= WHAT YOU WILL DO =
Keep the wording of each record exactly the same when you repeat it, and leave out pictures.

= SOURCE DATA =

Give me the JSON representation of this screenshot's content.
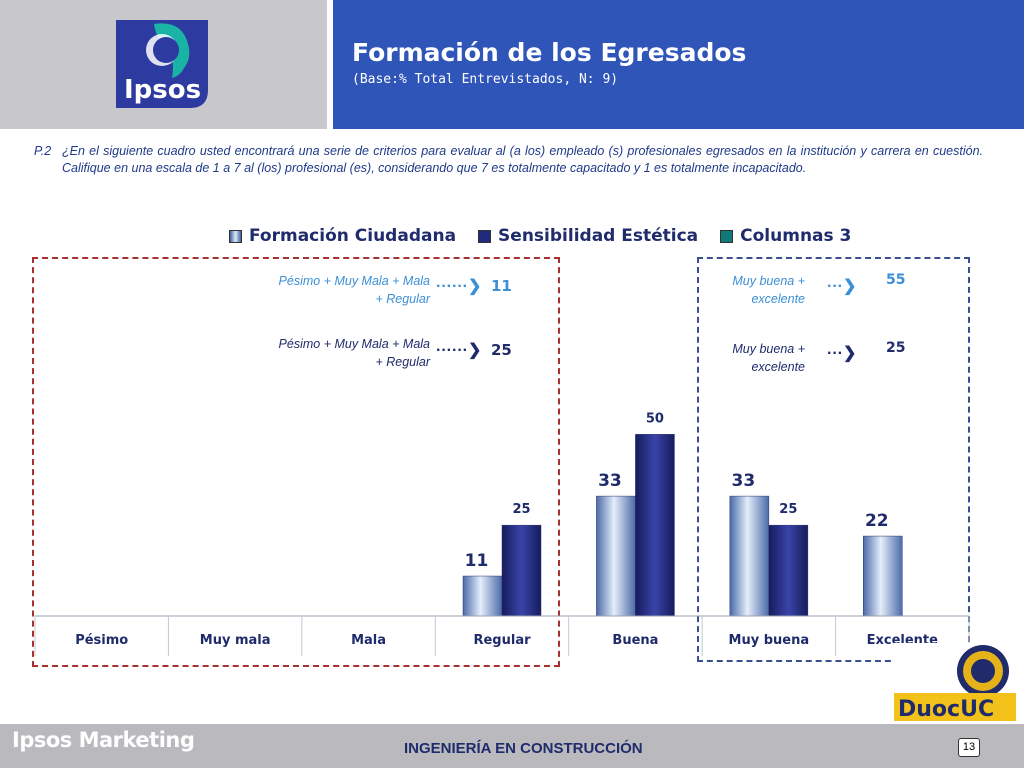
{
  "header": {
    "title": "Formación de los Egresados",
    "subtitle": "(Base:% Total Entrevistados, N: 9)",
    "logo_text": "Ipsos"
  },
  "question": {
    "number": "P.2",
    "text": "¿En el siguiente cuadro usted encontrará una serie de criterios para evaluar al (a los) empleado (s) profesionales egresados en la institución y carrera en cuestión. Califique en una escala de 1 a 7 al (los) profesional (es), considerando que 7 es totalmente capacitado y 1 es totalmente incapacitado."
  },
  "annotations": {
    "left_1": {
      "label_line1": "Pésimo + Muy Mala + Mala",
      "label_line2": "+ Regular",
      "value": "11",
      "color": "#3b8fd6"
    },
    "left_2": {
      "label_line1": "Pésimo + Muy Mala + Mala",
      "label_line2": "+ Regular",
      "value": "25",
      "color": "#1f2b6b"
    },
    "right_1": {
      "label_line1": "Muy buena +",
      "label_line2": "excelente",
      "value": "55",
      "color": "#3b8fd6"
    },
    "right_2": {
      "label_line1": "Muy buena +",
      "label_line2": "excelente",
      "value": "25",
      "color": "#1f2b6b"
    }
  },
  "chart_data": {
    "type": "bar",
    "categories": [
      "Pésimo",
      "Muy mala",
      "Mala",
      "Regular",
      "Buena",
      "Muy buena",
      "Excelente"
    ],
    "series": [
      {
        "name": "Formación Ciudadana",
        "values": [
          null,
          null,
          null,
          11,
          33,
          33,
          22
        ],
        "color": "#8fb3e0"
      },
      {
        "name": "Sensibilidad Estética",
        "values": [
          null,
          null,
          null,
          25,
          50,
          25,
          null
        ],
        "color": "#222a80"
      },
      {
        "name": "Columnas 3",
        "values": [
          null,
          null,
          null,
          null,
          null,
          null,
          null
        ],
        "color": "#0f7a78"
      }
    ],
    "ylim": [
      0,
      60
    ],
    "legend": "top",
    "grid": false
  },
  "footer": {
    "brand": "Ipsos Marketing",
    "program": "INGENIERÍA EN CONSTRUCCIÓN",
    "page": "13",
    "partner_logo": "DuocUC"
  }
}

= RESPONSE BELOW =
Give me the JSON representation of this screenshot's content.
{
  "header": {
    "title": "Formación de los Egresados",
    "subtitle": "(Base:% Total Entrevistados, N: 9)",
    "logo_text": "Ipsos"
  },
  "question": {
    "number": "P.2",
    "text": "¿En el siguiente cuadro usted encontrará una serie de criterios para evaluar al (a los) empleado (s) profesionales egresados en la institución y carrera en cuestión. Califique en una escala de 1 a 7 al (los) profesional (es), considerando que 7 es totalmente capacitado y 1 es totalmente incapacitado."
  },
  "annotations": {
    "left_1": {
      "label_line1": "Pésimo + Muy Mala + Mala",
      "label_line2": "+ Regular",
      "value": "11",
      "color": "#3b8fd6"
    },
    "left_2": {
      "label_line1": "Pésimo + Muy Mala + Mala",
      "label_line2": "+ Regular",
      "value": "25",
      "color": "#1f2b6b"
    },
    "right_1": {
      "label_line1": "Muy buena +",
      "label_line2": "excelente",
      "value": "55",
      "color": "#3b8fd6"
    },
    "right_2": {
      "label_line1": "Muy buena +",
      "label_line2": "excelente",
      "value": "25",
      "color": "#1f2b6b"
    }
  },
  "chart_data": {
    "type": "bar",
    "categories": [
      "Pésimo",
      "Muy mala",
      "Mala",
      "Regular",
      "Buena",
      "Muy buena",
      "Excelente"
    ],
    "series": [
      {
        "name": "Formación Ciudadana",
        "values": [
          null,
          null,
          null,
          11,
          33,
          33,
          22
        ],
        "color": "#8fb3e0"
      },
      {
        "name": "Sensibilidad Estética",
        "values": [
          null,
          null,
          null,
          25,
          50,
          25,
          null
        ],
        "color": "#222a80"
      },
      {
        "name": "Columnas 3",
        "values": [
          null,
          null,
          null,
          null,
          null,
          null,
          null
        ],
        "color": "#0f7a78"
      }
    ],
    "ylim": [
      0,
      60
    ],
    "legend": "top",
    "grid": false
  },
  "footer": {
    "brand": "Ipsos Marketing",
    "program": "INGENIERÍA EN CONSTRUCCIÓN",
    "page": "13",
    "partner_logo": "DuocUC"
  }
}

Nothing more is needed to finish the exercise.